PROMPT: Copy out each line of the listing that has the word "text" in it.

STORED DATA:
## Start

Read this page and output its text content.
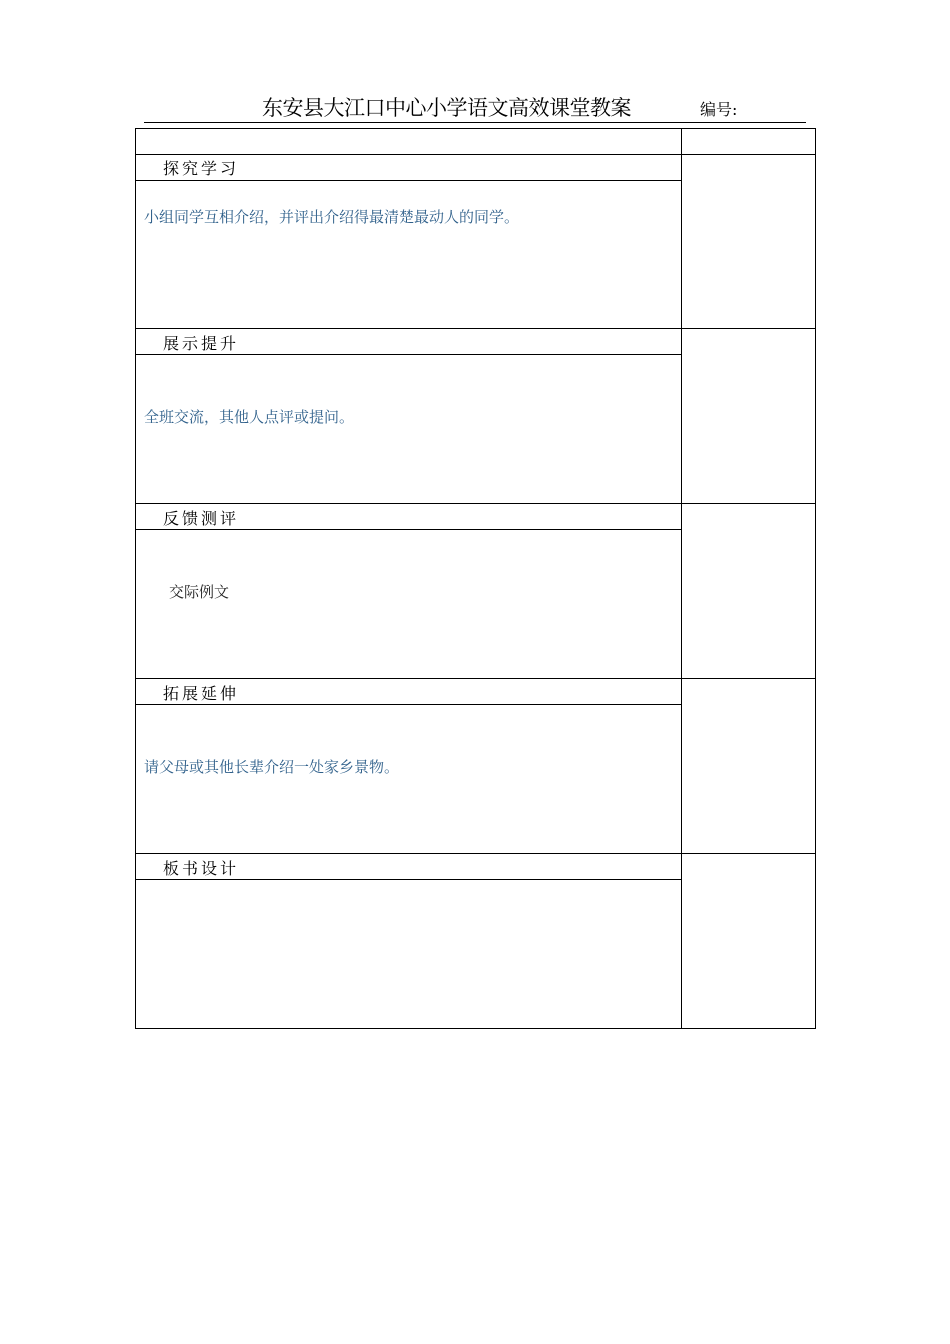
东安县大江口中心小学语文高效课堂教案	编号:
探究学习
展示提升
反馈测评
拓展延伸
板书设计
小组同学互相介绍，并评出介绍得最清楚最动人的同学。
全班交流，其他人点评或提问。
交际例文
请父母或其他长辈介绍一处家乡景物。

## End
## Start

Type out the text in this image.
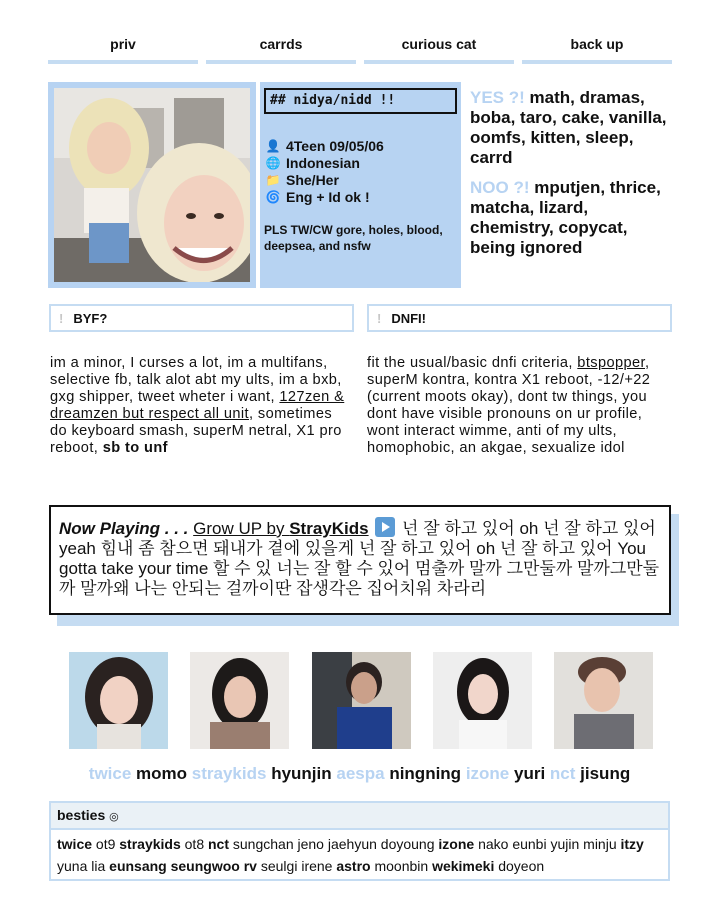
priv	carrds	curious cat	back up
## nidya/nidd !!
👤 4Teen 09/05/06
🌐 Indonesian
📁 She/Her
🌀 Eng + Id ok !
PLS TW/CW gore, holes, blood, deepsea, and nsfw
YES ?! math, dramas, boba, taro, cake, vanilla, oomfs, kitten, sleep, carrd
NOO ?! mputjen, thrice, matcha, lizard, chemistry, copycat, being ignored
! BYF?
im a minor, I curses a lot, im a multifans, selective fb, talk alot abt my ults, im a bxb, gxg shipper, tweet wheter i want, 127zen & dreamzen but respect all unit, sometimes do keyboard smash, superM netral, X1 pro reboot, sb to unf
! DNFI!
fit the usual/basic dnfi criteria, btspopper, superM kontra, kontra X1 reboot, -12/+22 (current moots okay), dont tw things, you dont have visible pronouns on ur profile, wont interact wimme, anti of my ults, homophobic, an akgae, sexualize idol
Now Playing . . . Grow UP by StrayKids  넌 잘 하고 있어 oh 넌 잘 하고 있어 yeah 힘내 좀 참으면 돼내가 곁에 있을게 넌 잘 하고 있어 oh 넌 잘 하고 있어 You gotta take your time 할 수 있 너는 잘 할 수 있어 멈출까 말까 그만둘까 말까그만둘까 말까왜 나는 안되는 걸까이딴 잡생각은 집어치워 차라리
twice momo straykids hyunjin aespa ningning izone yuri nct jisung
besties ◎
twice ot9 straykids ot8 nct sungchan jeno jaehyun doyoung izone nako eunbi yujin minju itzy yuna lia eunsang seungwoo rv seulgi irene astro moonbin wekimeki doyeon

## End

FULL SOLUTION:
Read this page and output its text content.
Type out the text in this image.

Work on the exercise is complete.